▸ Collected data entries
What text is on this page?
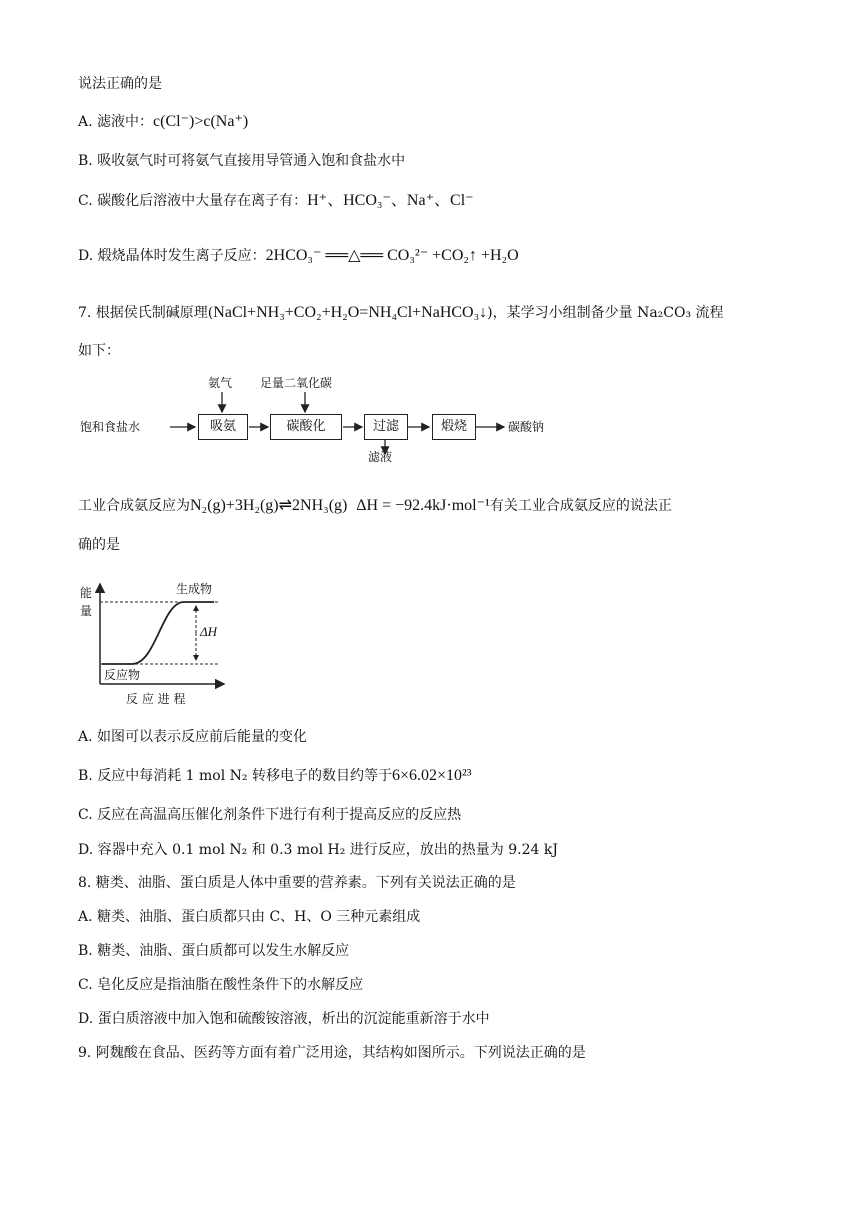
说法正确的是
A. 滤液中：c(Cl⁻)>c(Na⁺)
B. 吸收氨气时可将氨气直接用导管通入饱和食盐水中
C. 碳酸化后溶液中大量存在离子有：H⁺、HCO₃⁻、Na⁺、Cl⁻
D. 煅烧晶体时发生离子反应：2HCO₃⁻ ══△══ CO₃²⁻ +CO₂↑ +H₂O
7. 根据侯氏制碱原理(NaCl+NH₃+CO₂+H₂O=NH₄Cl+NaHCO₃↓)，某学习小组制备少量 Na₂CO₃ 流程
如下：
饱和食盐水	吸氨	碳酸化	过滤	煅烧	碳酸钠
氨气 足量二氧化碳
滤液
工业合成氨反应为N₂(g)+3H₂(g)⇌2NH₃(g) ΔH = −92.4kJ·mol⁻¹有关工业合成氨反应的说法正
确的是
能量
生成物
ΔH
反应物
反 应 进 程
A. 如图可以表示反应前后能量的变化
B. 反应中每消耗 1 mol N₂ 转移电子的数目约等于6×6.02×10²³
C. 反应在高温高压催化剂条件下进行有利于提高反应的反应热
D. 容器中充入 0.1 mol N₂ 和 0.3 mol H₂ 进行反应，放出的热量为 9.24 kJ
8. 糖类、油脂、蛋白质是人体中重要的营养素。下列有关说法正确的是
A. 糖类、油脂、蛋白质都只由 C、H、O 三种元素组成
B. 糖类、油脂、蛋白质都可以发生水解反应
C. 皂化反应是指油脂在酸性条件下的水解反应
D. 蛋白质溶液中加入饱和硫酸铵溶液，析出的沉淀能重新溶于水中
9. 阿魏酸在食品、医药等方面有着广泛用途，其结构如图所示。下列说法正确的是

▸ Instruction
Every record above should be transcribed exactly; the pictures stay out of the copy.

▸ Output of the exercise
What text is on this page?
说法正确的是
A. 滤液中：c(Cl⁻)>c(Na⁺)
B. 吸收氨气时可将氨气直接用导管通入饱和食盐水中
C. 碳酸化后溶液中大量存在离子有：H⁺、HCO₃⁻、Na⁺、Cl⁻
D. 煅烧晶体时发生离子反应：2HCO₃⁻ ══△══ CO₃²⁻ +CO₂↑ +H₂O
7. 根据侯氏制碱原理(NaCl+NH₃+CO₂+H₂O=NH₄Cl+NaHCO₃↓)，某学习小组制备少量 Na₂CO₃ 流程
如下：
饱和食盐水	吸氨	碳酸化	过滤	煅烧	碳酸钠
氨气 足量二氧化碳
滤液
工业合成氨反应为N₂(g)+3H₂(g)⇌2NH₃(g) ΔH = −92.4kJ·mol⁻¹有关工业合成氨反应的说法正
确的是
能量
生成物
ΔH
反应物
反 应 进 程
A. 如图可以表示反应前后能量的变化
B. 反应中每消耗 1 mol N₂ 转移电子的数目约等于6×6.02×10²³
C. 反应在高温高压催化剂条件下进行有利于提高反应的反应热
D. 容器中充入 0.1 mol N₂ 和 0.3 mol H₂ 进行反应，放出的热量为 9.24 kJ
8. 糖类、油脂、蛋白质是人体中重要的营养素。下列有关说法正确的是
A. 糖类、油脂、蛋白质都只由 C、H、O 三种元素组成
B. 糖类、油脂、蛋白质都可以发生水解反应
C. 皂化反应是指油脂在酸性条件下的水解反应
D. 蛋白质溶液中加入饱和硫酸铵溶液，析出的沉淀能重新溶于水中
9. 阿魏酸在食品、医药等方面有着广泛用途，其结构如图所示。下列说法正确的是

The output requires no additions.